===== Provided data

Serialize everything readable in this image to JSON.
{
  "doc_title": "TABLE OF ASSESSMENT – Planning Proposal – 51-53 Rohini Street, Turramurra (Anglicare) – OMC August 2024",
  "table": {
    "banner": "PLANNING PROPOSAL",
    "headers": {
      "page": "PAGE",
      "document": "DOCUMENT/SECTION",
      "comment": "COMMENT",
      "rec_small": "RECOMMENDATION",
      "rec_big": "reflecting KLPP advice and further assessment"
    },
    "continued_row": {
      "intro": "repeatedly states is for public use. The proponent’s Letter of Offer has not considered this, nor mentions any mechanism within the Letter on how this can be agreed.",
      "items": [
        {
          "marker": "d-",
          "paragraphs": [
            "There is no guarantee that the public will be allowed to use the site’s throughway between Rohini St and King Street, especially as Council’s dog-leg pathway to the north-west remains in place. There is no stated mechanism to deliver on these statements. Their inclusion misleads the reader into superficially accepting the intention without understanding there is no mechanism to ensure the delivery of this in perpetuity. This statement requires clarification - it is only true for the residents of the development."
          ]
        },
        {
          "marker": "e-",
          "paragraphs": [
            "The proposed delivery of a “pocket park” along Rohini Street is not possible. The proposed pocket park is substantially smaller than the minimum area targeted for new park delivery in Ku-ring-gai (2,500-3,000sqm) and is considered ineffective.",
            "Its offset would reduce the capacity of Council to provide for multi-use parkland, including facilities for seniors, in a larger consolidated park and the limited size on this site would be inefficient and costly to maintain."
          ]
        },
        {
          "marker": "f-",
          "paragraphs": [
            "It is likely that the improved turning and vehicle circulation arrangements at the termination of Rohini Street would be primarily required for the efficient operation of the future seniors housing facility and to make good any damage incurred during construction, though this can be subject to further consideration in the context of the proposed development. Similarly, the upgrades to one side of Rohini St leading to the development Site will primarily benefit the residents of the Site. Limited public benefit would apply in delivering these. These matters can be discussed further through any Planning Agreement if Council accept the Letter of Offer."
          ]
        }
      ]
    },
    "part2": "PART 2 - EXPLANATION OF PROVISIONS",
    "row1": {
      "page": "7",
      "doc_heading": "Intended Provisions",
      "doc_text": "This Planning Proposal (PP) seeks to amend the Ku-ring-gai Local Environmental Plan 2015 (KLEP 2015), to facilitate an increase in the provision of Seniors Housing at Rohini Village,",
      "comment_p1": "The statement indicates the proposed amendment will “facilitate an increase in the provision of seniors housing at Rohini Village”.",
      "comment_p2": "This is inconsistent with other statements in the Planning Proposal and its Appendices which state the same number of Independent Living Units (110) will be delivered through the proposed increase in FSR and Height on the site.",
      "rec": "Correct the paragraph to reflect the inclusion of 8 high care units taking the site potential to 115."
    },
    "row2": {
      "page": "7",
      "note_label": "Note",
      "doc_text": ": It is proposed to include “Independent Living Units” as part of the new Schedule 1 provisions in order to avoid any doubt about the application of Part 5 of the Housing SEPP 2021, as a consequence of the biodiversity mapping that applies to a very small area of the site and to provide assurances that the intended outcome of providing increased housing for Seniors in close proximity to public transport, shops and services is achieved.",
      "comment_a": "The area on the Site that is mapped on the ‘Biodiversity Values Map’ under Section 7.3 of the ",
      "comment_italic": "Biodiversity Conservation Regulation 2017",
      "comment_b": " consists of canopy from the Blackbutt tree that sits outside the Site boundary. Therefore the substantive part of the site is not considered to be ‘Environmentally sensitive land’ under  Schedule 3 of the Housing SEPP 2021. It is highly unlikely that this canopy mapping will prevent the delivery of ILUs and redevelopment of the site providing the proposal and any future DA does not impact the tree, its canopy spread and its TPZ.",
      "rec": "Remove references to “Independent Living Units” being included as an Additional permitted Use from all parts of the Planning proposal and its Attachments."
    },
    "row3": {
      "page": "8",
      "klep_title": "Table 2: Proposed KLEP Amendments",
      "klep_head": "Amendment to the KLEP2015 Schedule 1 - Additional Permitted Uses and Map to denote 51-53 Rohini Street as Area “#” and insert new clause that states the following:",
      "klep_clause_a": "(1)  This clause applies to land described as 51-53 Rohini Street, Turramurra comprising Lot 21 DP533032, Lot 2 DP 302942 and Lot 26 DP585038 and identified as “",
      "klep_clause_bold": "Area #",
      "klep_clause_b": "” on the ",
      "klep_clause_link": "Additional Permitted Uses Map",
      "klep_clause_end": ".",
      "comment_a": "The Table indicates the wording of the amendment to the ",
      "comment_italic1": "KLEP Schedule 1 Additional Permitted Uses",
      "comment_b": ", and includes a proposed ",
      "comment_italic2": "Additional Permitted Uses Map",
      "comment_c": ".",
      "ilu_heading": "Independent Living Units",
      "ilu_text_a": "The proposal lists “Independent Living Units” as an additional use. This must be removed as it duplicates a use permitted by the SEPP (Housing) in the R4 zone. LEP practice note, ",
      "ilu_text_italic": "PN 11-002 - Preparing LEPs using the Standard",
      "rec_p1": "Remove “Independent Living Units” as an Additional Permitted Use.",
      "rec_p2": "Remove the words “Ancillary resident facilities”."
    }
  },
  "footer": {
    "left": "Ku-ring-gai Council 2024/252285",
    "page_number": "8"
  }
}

==========

_Exercise instructions:_
Output all records verbatim.

_Result for this exercise:_
Serialize everything readable in this image to JSON.
{
  "doc_title": "TABLE OF ASSESSMENT – Planning Proposal – 51-53 Rohini Street, Turramurra (Anglicare) – OMC August 2024",
  "table": {
    "banner": "PLANNING PROPOSAL",
    "headers": {
      "page": "PAGE",
      "document": "DOCUMENT/SECTION",
      "comment": "COMMENT",
      "rec_small": "RECOMMENDATION",
      "rec_big": "reflecting KLPP advice and further assessment"
    },
    "continued_row": {
      "intro": "repeatedly states is for public use. The proponent’s Letter of Offer has not considered this, nor mentions any mechanism within the Letter on how this can be agreed.",
      "items": [
        {
          "marker": "d-",
          "paragraphs": [
            "There is no guarantee that the public will be allowed to use the site’s throughway between Rohini St and King Street, especially as Council’s dog-leg pathway to the north-west remains in place. There is no stated mechanism to deliver on these statements. Their inclusion misleads the reader into superficially accepting the intention without understanding there is no mechanism to ensure the delivery of this in perpetuity. This statement requires clarification - it is only true for the residents of the development."
          ]
        },
        {
          "marker": "e-",
          "paragraphs": [
            "The proposed delivery of a “pocket park” along Rohini Street is not possible. The proposed pocket park is substantially smaller than the minimum area targeted for new park delivery in Ku-ring-gai (2,500-3,000sqm) and is considered ineffective.",
            "Its offset would reduce the capacity of Council to provide for multi-use parkland, including facilities for seniors, in a larger consolidated park and the limited size on this site would be inefficient and costly to maintain."
          ]
        },
        {
          "marker": "f-",
          "paragraphs": [
            "It is likely that the improved turning and vehicle circulation arrangements at the termination of Rohini Street would be primarily required for the efficient operation of the future seniors housing facility and to make good any damage incurred during construction, though this can be subject to further consideration in the context of the proposed development. Similarly, the upgrades to one side of Rohini St leading to the development Site will primarily benefit the residents of the Site. Limited public benefit would apply in delivering these. These matters can be discussed further through any Planning Agreement if Council accept the Letter of Offer."
          ]
        }
      ]
    },
    "part2": "PART 2 - EXPLANATION OF PROVISIONS",
    "row1": {
      "page": "7",
      "doc_heading": "Intended Provisions",
      "doc_text": "This Planning Proposal (PP) seeks to amend the Ku-ring-gai Local Environmental Plan 2015 (KLEP 2015), to facilitate an increase in the provision of Seniors Housing at Rohini Village,",
      "comment_p1": "The statement indicates the proposed amendment will “facilitate an increase in the provision of seniors housing at Rohini Village”.",
      "comment_p2": "This is inconsistent with other statements in the Planning Proposal and its Appendices which state the same number of Independent Living Units (110) will be delivered through the proposed increase in FSR and Height on the site.",
      "rec": "Correct the paragraph to reflect the inclusion of 8 high care units taking the site potential to 115."
    },
    "row2": {
      "page": "7",
      "note_label": "Note",
      "doc_text": ": It is proposed to include “Independent Living Units” as part of the new Schedule 1 provisions in order to avoid any doubt about the application of Part 5 of the Housing SEPP 2021, as a consequence of the biodiversity mapping that applies to a very small area of the site and to provide assurances that the intended outcome of providing increased housing for Seniors in close proximity to public transport, shops and services is achieved.",
      "comment_a": "The area on the Site that is mapped on the ‘Biodiversity Values Map’ under Section 7.3 of the ",
      "comment_italic": "Biodiversity Conservation Regulation 2017",
      "comment_b": " consists of canopy from the Blackbutt tree that sits outside the Site boundary. Therefore the substantive part of the site is not considered to be ‘Environmentally sensitive land’ under  Schedule 3 of the Housing SEPP 2021. It is highly unlikely that this canopy mapping will prevent the delivery of ILUs and redevelopment of the site providing the proposal and any future DA does not impact the tree, its canopy spread and its TPZ.",
      "rec": "Remove references to “Independent Living Units” being included as an Additional permitted Use from all parts of the Planning proposal and its Attachments."
    },
    "row3": {
      "page": "8",
      "klep_title": "Table 2: Proposed KLEP Amendments",
      "klep_head": "Amendment to the KLEP2015 Schedule 1 - Additional Permitted Uses and Map to denote 51-53 Rohini Street as Area “#” and insert new clause that states the following:",
      "klep_clause_a": "(1)  This clause applies to land described as 51-53 Rohini Street, Turramurra comprising Lot 21 DP533032, Lot 2 DP 302942 and Lot 26 DP585038 and identified as “",
      "klep_clause_bold": "Area #",
      "klep_clause_b": "” on the ",
      "klep_clause_link": "Additional Permitted Uses Map",
      "klep_clause_end": ".",
      "comment_a": "The Table indicates the wording of the amendment to the ",
      "comment_italic1": "KLEP Schedule 1 Additional Permitted Uses",
      "comment_b": ", and includes a proposed ",
      "comment_italic2": "Additional Permitted Uses Map",
      "comment_c": ".",
      "ilu_heading": "Independent Living Units",
      "ilu_text_a": "The proposal lists “Independent Living Units” as an additional use. This must be removed as it duplicates a use permitted by the SEPP (Housing) in the R4 zone. LEP practice note, ",
      "ilu_text_italic": "PN 11-002 - Preparing LEPs using the Standard",
      "rec_p1": "Remove “Independent Living Units” as an Additional Permitted Use.",
      "rec_p2": "Remove the words “Ancillary resident facilities”."
    }
  },
  "footer": {
    "left": "Ku-ring-gai Council 2024/252285",
    "page_number": "8"
  }
}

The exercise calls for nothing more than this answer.